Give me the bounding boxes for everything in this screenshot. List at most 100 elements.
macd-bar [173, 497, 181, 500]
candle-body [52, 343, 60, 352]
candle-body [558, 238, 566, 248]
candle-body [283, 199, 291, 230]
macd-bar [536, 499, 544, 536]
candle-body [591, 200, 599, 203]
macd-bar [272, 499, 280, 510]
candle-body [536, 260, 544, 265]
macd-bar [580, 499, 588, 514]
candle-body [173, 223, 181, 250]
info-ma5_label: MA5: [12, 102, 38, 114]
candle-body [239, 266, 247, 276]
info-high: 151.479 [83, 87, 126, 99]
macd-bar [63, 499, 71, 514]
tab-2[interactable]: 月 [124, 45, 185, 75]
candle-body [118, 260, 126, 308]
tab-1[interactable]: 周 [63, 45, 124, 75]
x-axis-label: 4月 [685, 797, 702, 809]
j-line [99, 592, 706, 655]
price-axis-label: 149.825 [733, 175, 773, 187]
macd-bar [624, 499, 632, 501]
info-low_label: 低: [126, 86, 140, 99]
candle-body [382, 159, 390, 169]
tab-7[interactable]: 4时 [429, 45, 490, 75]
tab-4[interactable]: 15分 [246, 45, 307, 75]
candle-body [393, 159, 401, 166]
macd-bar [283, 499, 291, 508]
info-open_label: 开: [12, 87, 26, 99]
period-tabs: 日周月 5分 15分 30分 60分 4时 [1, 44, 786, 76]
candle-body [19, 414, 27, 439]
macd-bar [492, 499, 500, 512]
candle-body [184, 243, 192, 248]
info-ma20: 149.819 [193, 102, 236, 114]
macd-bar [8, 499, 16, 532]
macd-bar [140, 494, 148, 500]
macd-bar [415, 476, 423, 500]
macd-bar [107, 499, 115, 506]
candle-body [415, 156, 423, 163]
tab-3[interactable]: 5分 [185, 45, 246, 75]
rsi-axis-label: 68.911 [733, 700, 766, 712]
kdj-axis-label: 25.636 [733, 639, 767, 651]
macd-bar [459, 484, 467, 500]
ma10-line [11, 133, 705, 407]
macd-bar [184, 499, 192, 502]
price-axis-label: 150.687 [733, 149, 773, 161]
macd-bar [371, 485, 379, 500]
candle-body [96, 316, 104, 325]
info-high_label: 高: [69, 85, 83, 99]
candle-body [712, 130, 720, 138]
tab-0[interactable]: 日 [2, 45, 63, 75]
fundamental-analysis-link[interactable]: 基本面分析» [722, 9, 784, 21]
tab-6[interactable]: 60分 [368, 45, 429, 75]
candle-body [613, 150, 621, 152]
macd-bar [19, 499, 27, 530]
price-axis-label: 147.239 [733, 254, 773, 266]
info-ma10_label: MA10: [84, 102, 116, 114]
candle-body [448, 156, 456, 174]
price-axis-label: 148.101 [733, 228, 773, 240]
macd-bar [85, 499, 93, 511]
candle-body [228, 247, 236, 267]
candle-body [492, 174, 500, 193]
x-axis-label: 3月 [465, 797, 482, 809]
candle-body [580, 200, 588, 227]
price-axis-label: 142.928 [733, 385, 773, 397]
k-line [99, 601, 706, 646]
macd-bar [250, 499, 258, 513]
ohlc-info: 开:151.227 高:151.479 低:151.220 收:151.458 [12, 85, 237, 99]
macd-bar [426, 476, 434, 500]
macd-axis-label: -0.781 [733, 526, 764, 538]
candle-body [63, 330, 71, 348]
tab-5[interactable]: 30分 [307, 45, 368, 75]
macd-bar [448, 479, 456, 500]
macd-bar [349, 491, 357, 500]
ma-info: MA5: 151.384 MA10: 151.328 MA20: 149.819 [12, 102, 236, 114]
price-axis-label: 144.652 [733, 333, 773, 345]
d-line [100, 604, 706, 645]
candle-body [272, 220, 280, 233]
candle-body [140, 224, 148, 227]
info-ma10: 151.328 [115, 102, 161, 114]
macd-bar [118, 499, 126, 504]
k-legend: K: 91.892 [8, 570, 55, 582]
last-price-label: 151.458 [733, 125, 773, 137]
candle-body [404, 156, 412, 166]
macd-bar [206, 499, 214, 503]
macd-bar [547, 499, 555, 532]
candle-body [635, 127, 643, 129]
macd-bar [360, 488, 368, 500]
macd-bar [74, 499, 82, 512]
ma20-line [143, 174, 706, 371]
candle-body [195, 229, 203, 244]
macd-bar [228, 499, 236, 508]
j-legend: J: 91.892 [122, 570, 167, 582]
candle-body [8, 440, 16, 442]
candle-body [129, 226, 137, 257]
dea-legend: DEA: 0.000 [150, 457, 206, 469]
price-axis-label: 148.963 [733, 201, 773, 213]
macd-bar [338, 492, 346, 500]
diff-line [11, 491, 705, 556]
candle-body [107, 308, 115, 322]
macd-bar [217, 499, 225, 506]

Your instructions:
Write out every line of the data above as a JSON array of strings, with one string per line and no entries for blank lines.

Output of the exercise:
[
  "Give me the bounding boxes for everything in this screenshot. List at most 100 elements.",
  "macd-bar [173, 497, 181, 500]",
  "candle-body [52, 343, 60, 352]",
  "candle-body [558, 238, 566, 248]",
  "candle-body [283, 199, 291, 230]",
  "macd-bar [536, 499, 544, 536]",
  "candle-body [591, 200, 599, 203]",
  "macd-bar [272, 499, 280, 510]",
  "candle-body [536, 260, 544, 265]",
  "macd-bar [580, 499, 588, 514]",
  "candle-body [173, 223, 181, 250]",
  "info-ma5_label: MA5: [12, 102, 38, 114]",
  "candle-body [239, 266, 247, 276]",
  "info-high: 151.479 [83, 87, 126, 99]",
  "macd-bar [63, 499, 71, 514]",
  "tab-2[interactable]: 月 [124, 45, 185, 75]",
  "candle-body [118, 260, 126, 308]",
  "tab-1[interactable]: 周 [63, 45, 124, 75]",
  "x-axis-label: 4月 [685, 797, 702, 809]",
  "j-line [99, 592, 706, 655]",
  "price-axis-label: 149.825 [733, 175, 773, 187]",
  "macd-bar [624, 499, 632, 501]",
  "info-low_label: 低: [126, 86, 140, 99]",
  "candle-body [382, 159, 390, 169]",
  "tab-7[interactable]: 4时 [429, 45, 490, 75]",
  "tab-4[interactable]: 15分 [246, 45, 307, 75]",
  "candle-body [393, 159, 401, 166]",
  "macd-bar [283, 499, 291, 508]",
  "info-open_label: 开: [12, 87, 26, 99]",
  "period-tabs: 日周月 5分 15分 30分 60分 4时 [1, 44, 786, 76]",
  "candle-body [19, 414, 27, 439]",
  "macd-bar [492, 499, 500, 512]",
  "candle-body [184, 243, 192, 248]",
  "info-ma20: 149.819 [193, 102, 236, 114]",
  "macd-bar [8, 499, 16, 532]",
  "macd-bar [140, 494, 148, 500]",
  "macd-bar [415, 476, 423, 500]",
  "macd-bar [107, 499, 115, 506]",
  "candle-body [415, 156, 423, 163]",
  "tab-3[interactable]: 5分 [185, 45, 246, 75]",
  "rsi-axis-label: 68.911 [733, 700, 766, 712]",
  "kdj-axis-label: 25.636 [733, 639, 767, 651]",
  "macd-bar [459, 484, 467, 500]",
  "ma10-line [11, 133, 705, 407]",
  "macd-bar [184, 499, 192, 502]",
  "price-axis-label: 150.687 [733, 149, 773, 161]",
  "macd-bar [371, 485, 379, 500]",
  "candle-body [96, 316, 104, 325]",
  "info-high_label: 高: [69, 85, 83, 99]",
  "candle-body [712, 130, 720, 138]",
  "tab-0[interactable]: 日 [2, 45, 63, 75]",
  "fundamental-analysis-link[interactable]: 基本面分析» [722, 9, 784, 21]",
  "tab-6[interactable]: 60分 [368, 45, 429, 75]",
  "candle-body [613, 150, 621, 152]",
  "macd-bar [19, 499, 27, 530]",
  "price-axis-label: 147.239 [733, 254, 773, 266]",
  "info-ma10_label: MA10: [84, 102, 116, 114]",
  "candle-body [448, 156, 456, 174]",
  "price-axis-label: 148.101 [733, 228, 773, 240]",
  "macd-bar [85, 499, 93, 511]",
  "candle-body [228, 247, 236, 267]",
  "candle-body [492, 174, 500, 193]",
  "x-axis-label: 3月 [465, 797, 482, 809]",
  "candle-body [580, 200, 588, 227]",
  "price-axis-label: 142.928 [733, 385, 773, 397]",
  "k-line [99, 601, 706, 646]",
  "macd-bar [250, 499, 258, 513]",
  "ohlc-info: 开:151.227 高:151.479 低:151.220 收:151.458 [12, 85, 237, 99]",
  "macd-bar [426, 476, 434, 500]",
  "macd-axis-label: -0.781 [733, 526, 764, 538]",
  "candle-body [63, 330, 71, 348]",
  "tab-5[interactable]: 30分 [307, 45, 368, 75]",
  "macd-bar [448, 479, 456, 500]",
  "macd-bar [349, 491, 357, 500]",
  "ma-info: MA5: 151.384 MA10: 151.328 MA20: 149.819 [12, 102, 236, 114]",
  "price-axis-label: 144.652 [733, 333, 773, 345]",
  "d-line [100, 604, 706, 645]",
  "candle-body [272, 220, 280, 233]",
  "candle-body [140, 224, 148, 227]",
  "info-ma10: 151.328 [115, 102, 161, 114]",
  "macd-bar [118, 499, 126, 504]",
  "k-legend: K: 91.892 [8, 570, 55, 582]",
  "last-price-label: 151.458 [733, 125, 773, 137]",
  "candle-body [404, 156, 412, 166]",
  "macd-bar [206, 499, 214, 503]",
  "macd-bar [547, 499, 555, 532]",
  "candle-body [635, 127, 643, 129]",
  "macd-bar [360, 488, 368, 500]",
  "macd-bar [74, 499, 82, 512]",
  "ma20-line [143, 174, 706, 371]",
  "candle-body [195, 229, 203, 244]",
  "macd-bar [228, 499, 236, 508]",
  "j-legend: J: 91.892 [122, 570, 167, 582]",
  "candle-body [8, 440, 16, 442]",
  "candle-body [129, 226, 137, 257]",
  "dea-legend: DEA: 0.000 [150, 457, 206, 469]",
  "price-axis-label: 148.963 [733, 201, 773, 213]",
  "macd-bar [338, 492, 346, 500]",
  "diff-line [11, 491, 705, 556]",
  "candle-body [107, 308, 115, 322]",
  "macd-bar [217, 499, 225, 506]"
]